▸ **Job**
Leave out the pictures and repeat every record exactly.

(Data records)
--- START ---

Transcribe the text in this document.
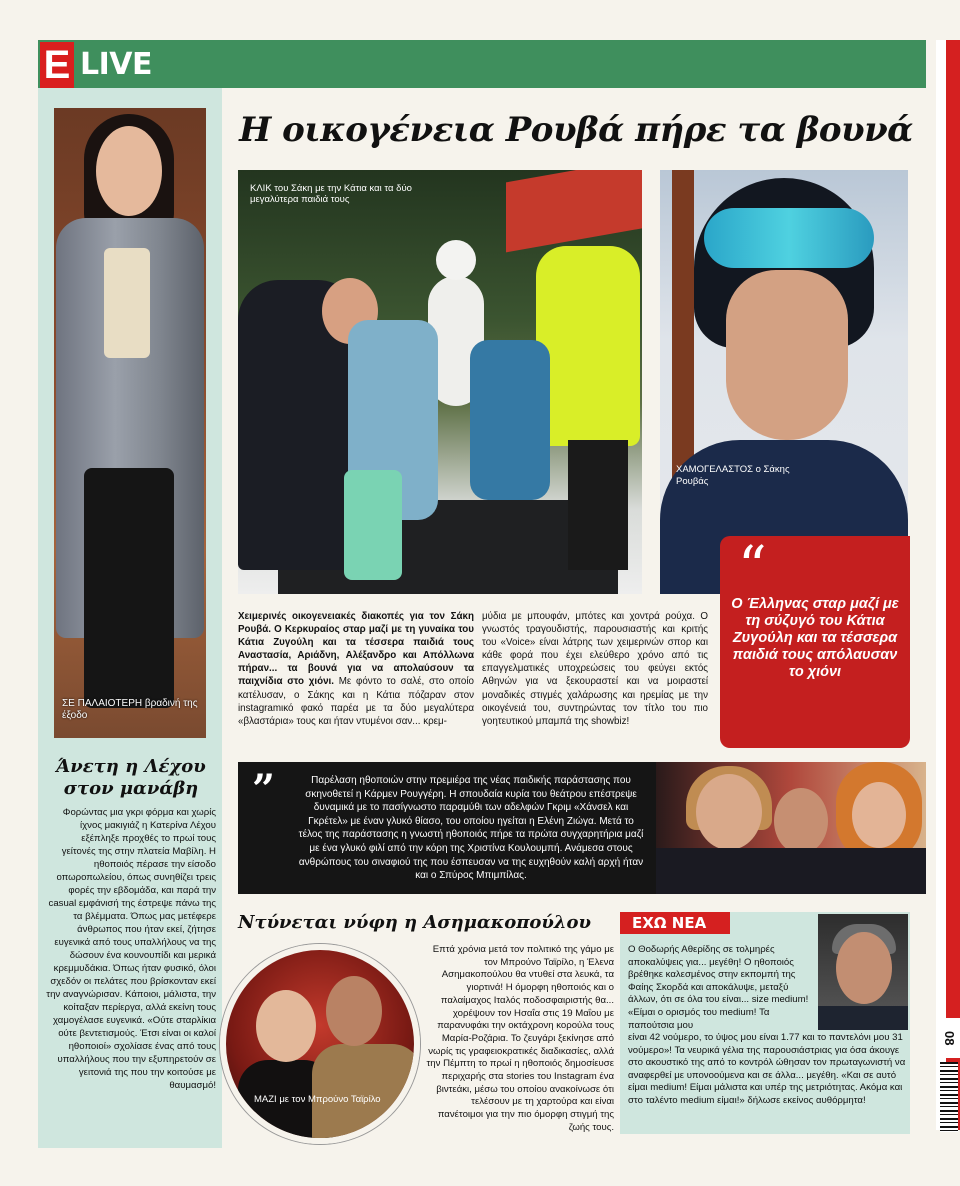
E LIVE
08
ΣΕ ΠΑΛΑΙΟΤΕΡΗ βραδινή της έξοδο
Άνετη η Λέχου στον μανάβη
Φορώντας μια γκρι φόρμα και χωρίς ίχνος μακιγιάζ η Κατερίνα Λέχου εξέπληξε προχθές το πρωί τους γείτονές της στην πλατεία Μαβίλη. Η ηθοποιός πέρασε την είσοδο οπωροπωλείου, όπως συνηθίζει τρεις φορές την εβδομάδα, και παρά την casual εμφάνισή της έστρεψε πάνω της τα βλέμματα. Όπως μας μετέφερε άνθρωπος που ήταν εκεί, ζήτησε ευγενικά από τους υπαλλήλους να της δώσουν ένα κουνουπίδι και μερικά κρεμμυδάκια. Όπως ήταν φυσικό, όλοι σχεδόν οι πελάτες που βρίσκονταν εκεί την αναγνώρισαν. Κάποιοι, μάλιστα, την κοίταξαν περίεργα, αλλά εκείνη τους χαμογέλασε ευγενικά. «Ούτε σταρλίκια ούτε βεντετισμούς. Έτσι είναι οι καλοί ηθοποιοί» σχολίασε ένας από τους υπαλλήλους που την εξυπηρετούν σε γειτονιά της που την κοιτούσε με θαυμασμό!
Η οικογένεια Ρουβά πήρε τα βουνά
ΚΛΙΚ του Σάκη με την Κάτια και τα δύο μεγαλύτερα παιδιά τους
ΧΑΜΟΓΕΛΑΣΤΟΣ ο Σάκης Ρουβάς
“
Ο Έλληνας σταρ μαζί με τη σύζυγό του Κάτια Ζυγούλη και τα τέσσερα παιδιά τους απόλαυσαν το χιόνι
Χειμερινές οικογενειακές διακοπές για τον Σάκη Ρουβά. Ο Κερκυραίος σταρ μαζί με τη γυναίκα του Κάτια Ζυγούλη και τα τέσσερα παιδιά τους Αναστασία, Αριάδνη, Αλέξανδρο και Απόλλωνα πήραν... τα βουνά για να απολαύσουν τα παιχνίδια στο χιόνι. Με φόντο το σαλέ, στο οποίο κατέλυσαν, ο Σάκης και η Κάτια πόζαραν στον instagramικό φακό παρέα με τα δύο μεγαλύτερα «βλαστάρια» τους και ήταν ντυμένοι σαν... κρεμ-
μύδια με μπουφάν, μπότες και χοντρά ρούχα. Ο γνωστός τραγουδιστής, παρουσιαστής και κριτής του «Voice» είναι λάτρης των χειμερινών σπορ και κάθε φορά που έχει ελεύθερο χρόνο από τις επαγγελματικές υποχρεώσεις του φεύγει εκτός Αθηνών για να ξεκουραστεί και να μοιραστεί μοναδικές στιγμές χαλάρωσης και ηρεμίας με την οικογένειά του, συντηρώντας τον τίτλο του πιο γοητευτικού μπαμπά της showbiz!
”	Παρέλαση ηθοποιών στην πρεμιέρα της νέας παιδικής παράστασης που σκηνοθετεί η Κάρμεν Ρουγγέρη. Η σπουδαία κυρία του θεάτρου επέστρεψε δυναμικά με το πασίγνωστο παραμύθι των αδελφών Γκριμ «Χάνσελ και Γκρέτελ» με έναν γλυκό θίασο, του οποίου ηγείται η Ελένη Ζιώγα. Μετά το τέλος της παράστασης η γνωστή ηθοποιός πήρε τα πρώτα συγχαρητήρια μαζί με ένα γλυκό φιλί από την κόρη της Χριστίνα Κουλουμπή. Ανάμεσα στους ανθρώπους του σιναφιού της που έσπευσαν να της ευχηθούν καλή αρχή ήταν και ο Σπύρος Μπιμπίλας.
Ντύνεται νύφη η Ασημακοπούλου
ΜΑΖΙ με τον Μπρούνο Ταϊρίλο
Επτά χρόνια μετά τον πολιτικό της γάμο με τον Μπρούνο Ταϊρίλο, η Έλενα Ασημακοπούλου θα ντυθεί στα λευκά, τα γιορτινά! Η όμορφη ηθοποιός και ο παλαίμαχος Ιταλός ποδοσφαιριστής θα... χορέψουν τον Ησαΐα στις 19 Μαΐου με παρανυφάκι την οκτάχρονη κορούλα τους Μαρία-Ροζάρια. Το ζευγάρι ξεκίνησε από νωρίς τις γραφειοκρατικές διαδικασίες, αλλά την Πέμπτη το πρωί η ηθοποιός δημοσίευσε περιχαρής στα stories του Instagram ένα βιντεάκι, μέσω του οποίου ανακοίνωσε ότι τελέσουν με τη χαρτούρα και είναι πανέτοιμοι για την πιο όμορφη στιγμή της ζωής τους.
ΕΧΩ ΝΕΑ
Ο Θοδωρής Αθερίδης σε τολμηρές αποκαλύψεις για... μεγέθη! Ο ηθοποιός βρέθηκε καλεσμένος στην εκπομπή της Φαίης Σκορδά και αποκάλυψε, μεταξύ άλλων, ότι σε όλα του είναι... size medium! «Είμαι ο ορισμός του medium! Τα παπούτσια μου
είναι 42 νούμερο, το ύψος μου είναι 1.77 και το παντελόνι μου 31 νούμερο»! Τα νευρικά γέλια της παρουσιάστριας για όσα άκουγε στο ακουστικό της από το κοντρόλ ώθησαν τον πρωταγωνιστή να αναφερθεί με υπονοούμενα και σε άλλα... μεγέθη. «Και σε αυτό είμαι medium! Είμαι μάλιστα και υπέρ της μετριότητας. Ακόμα και στο ταλέντο medium είμαι!» δήλωσε εκείνος αυθόρμητα!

--- END ---

▸ **Answer for the task**
Transcribe the text in this document.
E LIVE
08
ΣΕ ΠΑΛΑΙΟΤΕΡΗ βραδινή της έξοδο
Άνετη η Λέχου στον μανάβη
Φορώντας μια γκρι φόρμα και χωρίς ίχνος μακιγιάζ η Κατερίνα Λέχου εξέπληξε προχθές το πρωί τους γείτονές της στην πλατεία Μαβίλη. Η ηθοποιός πέρασε την είσοδο οπωροπωλείου, όπως συνηθίζει τρεις φορές την εβδομάδα, και παρά την casual εμφάνισή της έστρεψε πάνω της τα βλέμματα. Όπως μας μετέφερε άνθρωπος που ήταν εκεί, ζήτησε ευγενικά από τους υπαλλήλους να της δώσουν ένα κουνουπίδι και μερικά κρεμμυδάκια. Όπως ήταν φυσικό, όλοι σχεδόν οι πελάτες που βρίσκονταν εκεί την αναγνώρισαν. Κάποιοι, μάλιστα, την κοίταξαν περίεργα, αλλά εκείνη τους χαμογέλασε ευγενικά. «Ούτε σταρλίκια ούτε βεντετισμούς. Έτσι είναι οι καλοί ηθοποιοί» σχολίασε ένας από τους υπαλλήλους που την εξυπηρετούν σε γειτονιά της που την κοιτούσε με θαυμασμό!
Η οικογένεια Ρουβά πήρε τα βουνά
ΚΛΙΚ του Σάκη με την Κάτια και τα δύο μεγαλύτερα παιδιά τους
ΧΑΜΟΓΕΛΑΣΤΟΣ ο Σάκης Ρουβάς
“
Ο Έλληνας σταρ μαζί με τη σύζυγό του Κάτια Ζυγούλη και τα τέσσερα παιδιά τους απόλαυσαν το χιόνι
Χειμερινές οικογενειακές διακοπές για τον Σάκη Ρουβά. Ο Κερκυραίος σταρ μαζί με τη γυναίκα του Κάτια Ζυγούλη και τα τέσσερα παιδιά τους Αναστασία, Αριάδνη, Αλέξανδρο και Απόλλωνα πήραν... τα βουνά για να απολαύσουν τα παιχνίδια στο χιόνι. Με φόντο το σαλέ, στο οποίο κατέλυσαν, ο Σάκης και η Κάτια πόζαραν στον instagramικό φακό παρέα με τα δύο μεγαλύτερα «βλαστάρια» τους και ήταν ντυμένοι σαν... κρεμ-
μύδια με μπουφάν, μπότες και χοντρά ρούχα. Ο γνωστός τραγουδιστής, παρουσιαστής και κριτής του «Voice» είναι λάτρης των χειμερινών σπορ και κάθε φορά που έχει ελεύθερο χρόνο από τις επαγγελματικές υποχρεώσεις του φεύγει εκτός Αθηνών για να ξεκουραστεί και να μοιραστεί μοναδικές στιγμές χαλάρωσης και ηρεμίας με την οικογένειά του, συντηρώντας τον τίτλο του πιο γοητευτικού μπαμπά της showbiz!
”	Παρέλαση ηθοποιών στην πρεμιέρα της νέας παιδικής παράστασης που σκηνοθετεί η Κάρμεν Ρουγγέρη. Η σπουδαία κυρία του θεάτρου επέστρεψε δυναμικά με το πασίγνωστο παραμύθι των αδελφών Γκριμ «Χάνσελ και Γκρέτελ» με έναν γλυκό θίασο, του οποίου ηγείται η Ελένη Ζιώγα. Μετά το τέλος της παράστασης η γνωστή ηθοποιός πήρε τα πρώτα συγχαρητήρια μαζί με ένα γλυκό φιλί από την κόρη της Χριστίνα Κουλουμπή. Ανάμεσα στους ανθρώπους του σιναφιού της που έσπευσαν να της ευχηθούν καλή αρχή ήταν και ο Σπύρος Μπιμπίλας.
Ντύνεται νύφη η Ασημακοπούλου
ΜΑΖΙ με τον Μπρούνο Ταϊρίλο
Επτά χρόνια μετά τον πολιτικό της γάμο με τον Μπρούνο Ταϊρίλο, η Έλενα Ασημακοπούλου θα ντυθεί στα λευκά, τα γιορτινά! Η όμορφη ηθοποιός και ο παλαίμαχος Ιταλός ποδοσφαιριστής θα... χορέψουν τον Ησαΐα στις 19 Μαΐου με παρανυφάκι την οκτάχρονη κορούλα τους Μαρία-Ροζάρια. Το ζευγάρι ξεκίνησε από νωρίς τις γραφειοκρατικές διαδικασίες, αλλά την Πέμπτη το πρωί η ηθοποιός δημοσίευσε περιχαρής στα stories του Instagram ένα βιντεάκι, μέσω του οποίου ανακοίνωσε ότι τελέσουν με τη χαρτούρα και είναι πανέτοιμοι για την πιο όμορφη στιγμή της ζωής τους.
ΕΧΩ ΝΕΑ
Ο Θοδωρής Αθερίδης σε τολμηρές αποκαλύψεις για... μεγέθη! Ο ηθοποιός βρέθηκε καλεσμένος στην εκπομπή της Φαίης Σκορδά και αποκάλυψε, μεταξύ άλλων, ότι σε όλα του είναι... size medium! «Είμαι ο ορισμός του medium! Τα παπούτσια μου
είναι 42 νούμερο, το ύψος μου είναι 1.77 και το παντελόνι μου 31 νούμερο»! Τα νευρικά γέλια της παρουσιάστριας για όσα άκουγε στο ακουστικό της από το κοντρόλ ώθησαν τον πρωταγωνιστή να αναφερθεί με υπονοούμενα και σε άλλα... μεγέθη. «Και σε αυτό είμαι medium! Είμαι μάλιστα και υπέρ της μετριότητας. Ακόμα και στο ταλέντο medium είμαι!» δήλωσε εκείνος αυθόρμητα!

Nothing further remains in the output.